** TASK DATA **
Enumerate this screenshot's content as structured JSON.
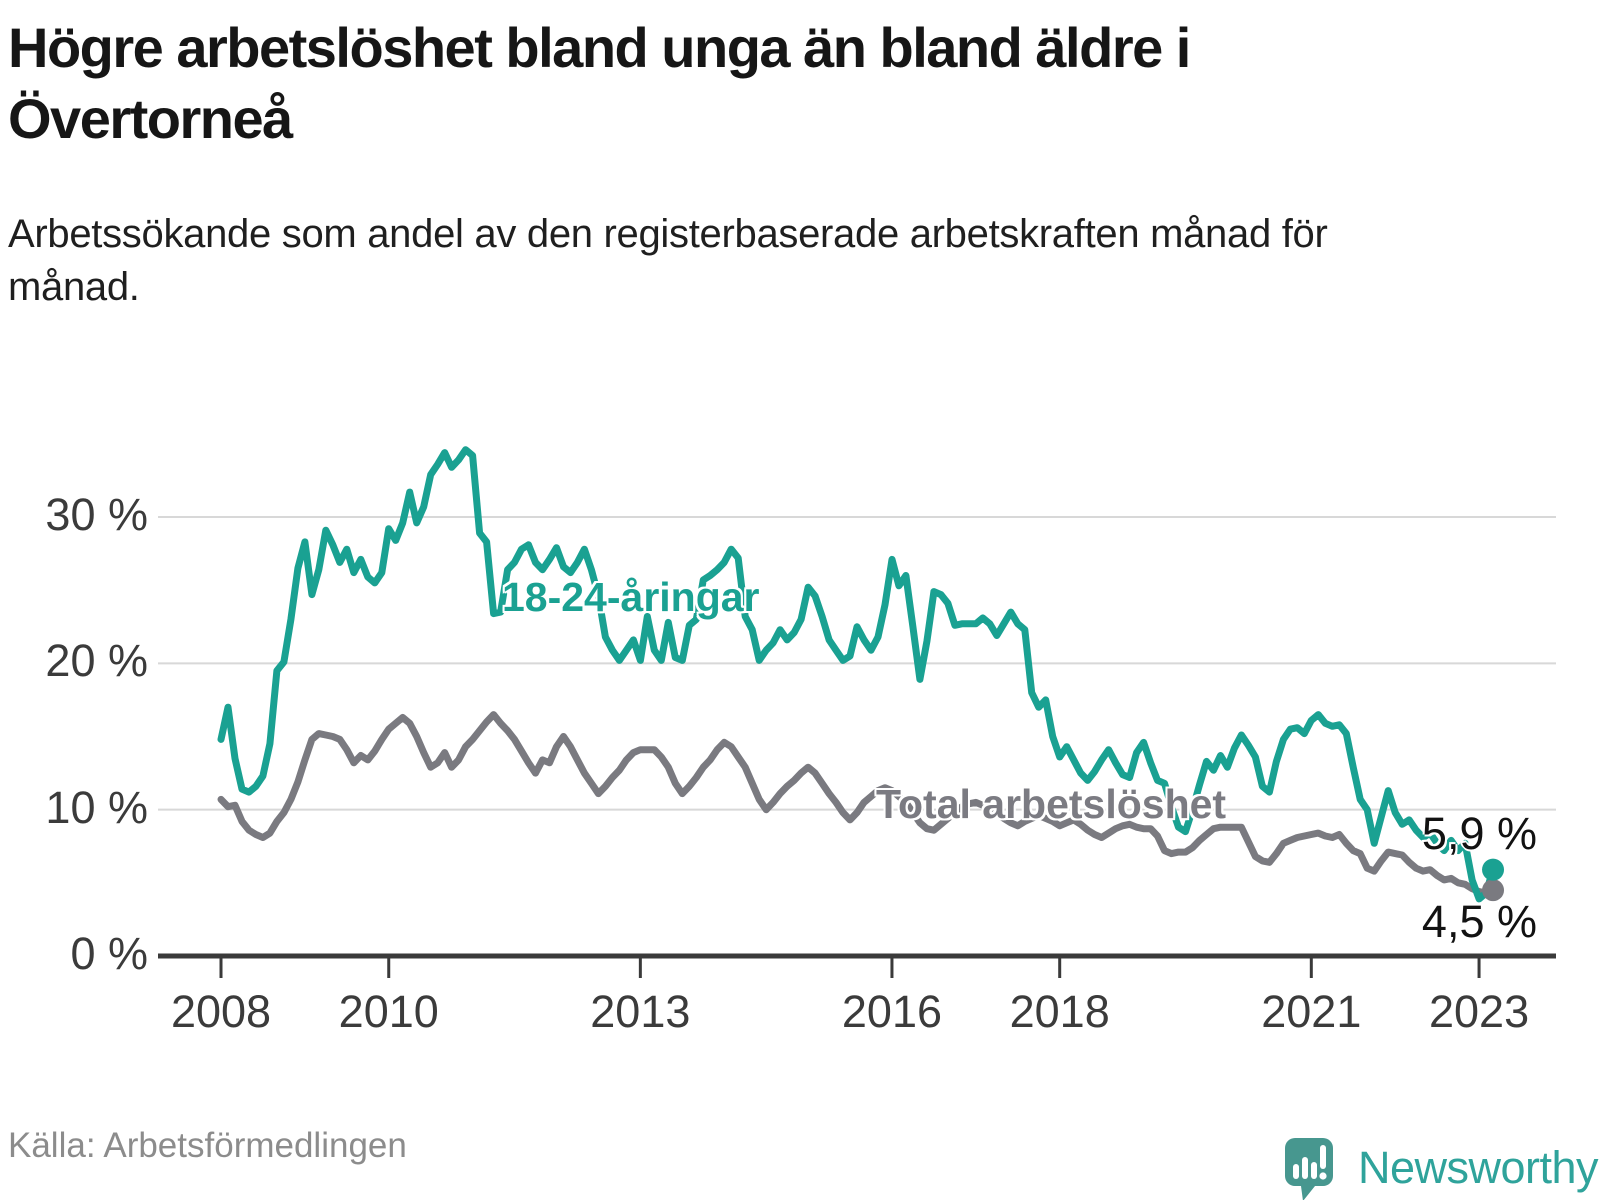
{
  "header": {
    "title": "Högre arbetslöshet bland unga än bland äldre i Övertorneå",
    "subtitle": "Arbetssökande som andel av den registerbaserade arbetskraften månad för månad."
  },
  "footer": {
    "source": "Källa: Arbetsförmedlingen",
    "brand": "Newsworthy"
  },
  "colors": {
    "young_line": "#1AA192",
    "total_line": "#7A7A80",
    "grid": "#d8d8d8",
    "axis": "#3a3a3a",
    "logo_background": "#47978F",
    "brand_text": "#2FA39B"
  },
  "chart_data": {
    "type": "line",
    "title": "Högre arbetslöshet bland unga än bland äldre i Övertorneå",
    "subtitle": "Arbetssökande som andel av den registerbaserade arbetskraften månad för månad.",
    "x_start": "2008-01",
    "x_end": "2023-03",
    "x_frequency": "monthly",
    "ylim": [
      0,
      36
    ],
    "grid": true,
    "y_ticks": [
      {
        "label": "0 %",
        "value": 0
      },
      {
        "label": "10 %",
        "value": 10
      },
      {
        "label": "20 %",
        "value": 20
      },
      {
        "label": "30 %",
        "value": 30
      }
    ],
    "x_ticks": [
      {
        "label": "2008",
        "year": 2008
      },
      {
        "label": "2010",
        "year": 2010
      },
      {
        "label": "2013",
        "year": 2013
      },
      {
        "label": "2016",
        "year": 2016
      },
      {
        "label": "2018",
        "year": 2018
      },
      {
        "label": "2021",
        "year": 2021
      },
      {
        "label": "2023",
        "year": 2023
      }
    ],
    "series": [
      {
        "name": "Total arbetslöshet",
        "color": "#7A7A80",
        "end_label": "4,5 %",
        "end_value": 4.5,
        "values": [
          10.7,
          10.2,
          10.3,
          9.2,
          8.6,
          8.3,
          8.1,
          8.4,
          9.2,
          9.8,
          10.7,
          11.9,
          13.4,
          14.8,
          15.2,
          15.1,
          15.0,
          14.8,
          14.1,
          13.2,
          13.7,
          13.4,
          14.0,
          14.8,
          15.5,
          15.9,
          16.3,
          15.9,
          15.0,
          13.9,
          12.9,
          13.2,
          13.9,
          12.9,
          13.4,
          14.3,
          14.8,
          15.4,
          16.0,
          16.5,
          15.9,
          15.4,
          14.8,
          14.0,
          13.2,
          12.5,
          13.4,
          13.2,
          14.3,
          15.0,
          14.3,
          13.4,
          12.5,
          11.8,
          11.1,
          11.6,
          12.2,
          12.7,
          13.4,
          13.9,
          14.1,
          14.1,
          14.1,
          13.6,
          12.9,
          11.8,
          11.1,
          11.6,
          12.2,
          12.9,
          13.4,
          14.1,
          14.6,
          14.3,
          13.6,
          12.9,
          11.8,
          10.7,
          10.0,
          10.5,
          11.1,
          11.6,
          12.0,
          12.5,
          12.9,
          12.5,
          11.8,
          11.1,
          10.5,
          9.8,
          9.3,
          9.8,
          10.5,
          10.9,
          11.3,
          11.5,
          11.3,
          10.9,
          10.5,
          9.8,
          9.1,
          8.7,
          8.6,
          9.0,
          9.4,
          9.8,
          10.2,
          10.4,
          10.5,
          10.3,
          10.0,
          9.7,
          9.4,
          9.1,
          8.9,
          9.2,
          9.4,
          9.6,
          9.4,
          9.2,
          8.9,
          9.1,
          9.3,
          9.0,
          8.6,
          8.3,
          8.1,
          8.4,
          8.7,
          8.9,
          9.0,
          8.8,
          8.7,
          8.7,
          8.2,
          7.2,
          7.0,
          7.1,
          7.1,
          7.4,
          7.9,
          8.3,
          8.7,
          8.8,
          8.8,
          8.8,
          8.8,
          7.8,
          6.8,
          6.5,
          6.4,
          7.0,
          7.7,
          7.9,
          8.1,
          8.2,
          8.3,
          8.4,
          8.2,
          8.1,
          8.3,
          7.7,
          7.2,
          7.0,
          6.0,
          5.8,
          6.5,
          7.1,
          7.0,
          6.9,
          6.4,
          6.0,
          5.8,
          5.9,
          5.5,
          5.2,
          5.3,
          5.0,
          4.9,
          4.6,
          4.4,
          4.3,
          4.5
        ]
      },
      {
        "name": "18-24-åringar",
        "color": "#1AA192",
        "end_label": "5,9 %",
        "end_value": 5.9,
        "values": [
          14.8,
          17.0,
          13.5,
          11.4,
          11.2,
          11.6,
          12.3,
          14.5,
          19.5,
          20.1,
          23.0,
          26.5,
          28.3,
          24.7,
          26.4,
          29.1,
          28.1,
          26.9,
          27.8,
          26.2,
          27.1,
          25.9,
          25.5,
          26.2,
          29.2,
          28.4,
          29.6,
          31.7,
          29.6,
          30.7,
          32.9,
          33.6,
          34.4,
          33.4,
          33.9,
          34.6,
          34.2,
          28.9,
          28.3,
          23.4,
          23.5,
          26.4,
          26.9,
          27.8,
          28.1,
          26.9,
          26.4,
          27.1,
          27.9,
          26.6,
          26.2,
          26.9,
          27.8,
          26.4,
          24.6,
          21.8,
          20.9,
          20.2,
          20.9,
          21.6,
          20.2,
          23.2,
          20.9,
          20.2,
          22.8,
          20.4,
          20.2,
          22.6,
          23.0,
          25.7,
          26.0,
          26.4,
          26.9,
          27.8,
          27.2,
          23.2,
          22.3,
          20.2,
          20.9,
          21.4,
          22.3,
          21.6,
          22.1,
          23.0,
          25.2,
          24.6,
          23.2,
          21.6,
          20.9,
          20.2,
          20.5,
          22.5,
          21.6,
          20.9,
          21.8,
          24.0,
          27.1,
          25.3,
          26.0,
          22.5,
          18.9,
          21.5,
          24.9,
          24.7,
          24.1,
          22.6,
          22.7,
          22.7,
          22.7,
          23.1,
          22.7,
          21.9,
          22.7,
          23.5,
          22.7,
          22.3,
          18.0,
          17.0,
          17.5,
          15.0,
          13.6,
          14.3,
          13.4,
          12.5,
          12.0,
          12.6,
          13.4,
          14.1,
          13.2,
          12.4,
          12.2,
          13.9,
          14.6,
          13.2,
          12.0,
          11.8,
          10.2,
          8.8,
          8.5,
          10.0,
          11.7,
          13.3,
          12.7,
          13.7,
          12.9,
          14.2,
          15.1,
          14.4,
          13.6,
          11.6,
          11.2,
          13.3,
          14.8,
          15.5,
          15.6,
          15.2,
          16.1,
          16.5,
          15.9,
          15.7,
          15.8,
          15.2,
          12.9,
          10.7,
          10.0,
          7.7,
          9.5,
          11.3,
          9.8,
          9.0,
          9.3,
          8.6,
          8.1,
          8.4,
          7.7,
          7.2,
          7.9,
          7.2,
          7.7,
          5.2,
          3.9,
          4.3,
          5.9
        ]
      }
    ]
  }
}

* * *

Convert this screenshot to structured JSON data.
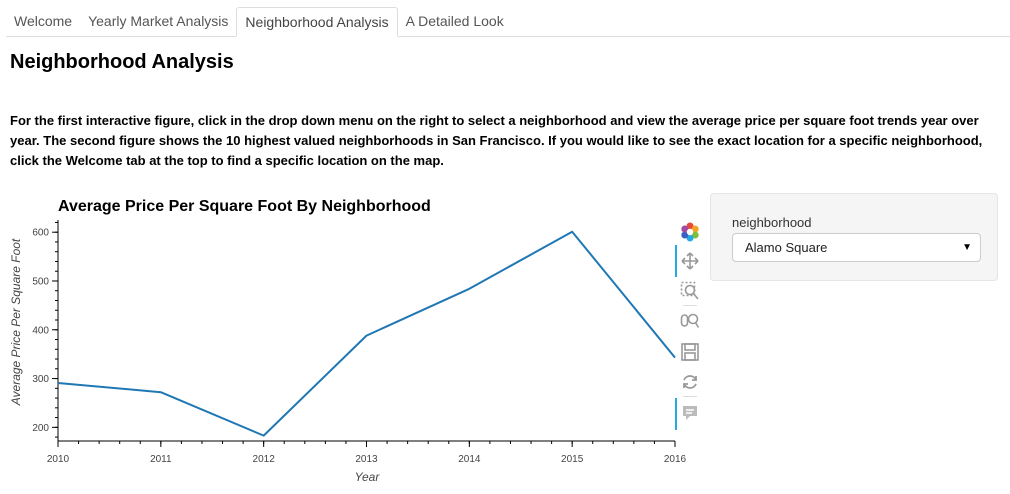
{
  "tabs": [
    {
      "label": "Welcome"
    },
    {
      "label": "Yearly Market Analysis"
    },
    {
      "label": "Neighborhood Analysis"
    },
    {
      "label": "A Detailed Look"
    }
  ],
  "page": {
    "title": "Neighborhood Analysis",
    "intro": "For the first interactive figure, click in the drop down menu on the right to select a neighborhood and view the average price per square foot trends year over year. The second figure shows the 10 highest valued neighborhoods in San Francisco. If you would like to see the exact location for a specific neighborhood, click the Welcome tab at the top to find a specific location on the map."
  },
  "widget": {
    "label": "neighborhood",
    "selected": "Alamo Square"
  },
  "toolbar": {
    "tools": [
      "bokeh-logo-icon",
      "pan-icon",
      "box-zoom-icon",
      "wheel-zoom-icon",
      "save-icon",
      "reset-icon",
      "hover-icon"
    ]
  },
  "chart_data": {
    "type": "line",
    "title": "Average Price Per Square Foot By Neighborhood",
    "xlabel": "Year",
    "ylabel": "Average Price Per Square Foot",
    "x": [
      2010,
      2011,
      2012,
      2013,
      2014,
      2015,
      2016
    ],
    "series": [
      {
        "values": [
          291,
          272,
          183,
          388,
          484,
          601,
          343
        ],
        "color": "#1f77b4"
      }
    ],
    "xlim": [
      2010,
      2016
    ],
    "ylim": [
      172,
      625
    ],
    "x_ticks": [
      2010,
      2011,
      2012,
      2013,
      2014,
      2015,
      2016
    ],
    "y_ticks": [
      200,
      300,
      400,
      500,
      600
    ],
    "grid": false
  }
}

** SET EXERCISE **
Copy out each line of the listing that holds "screenshot".

** SOLVED PROBLEM **
Enumerate this screenshot's content as structured JSON.
Convert this screenshot to structured JSON data.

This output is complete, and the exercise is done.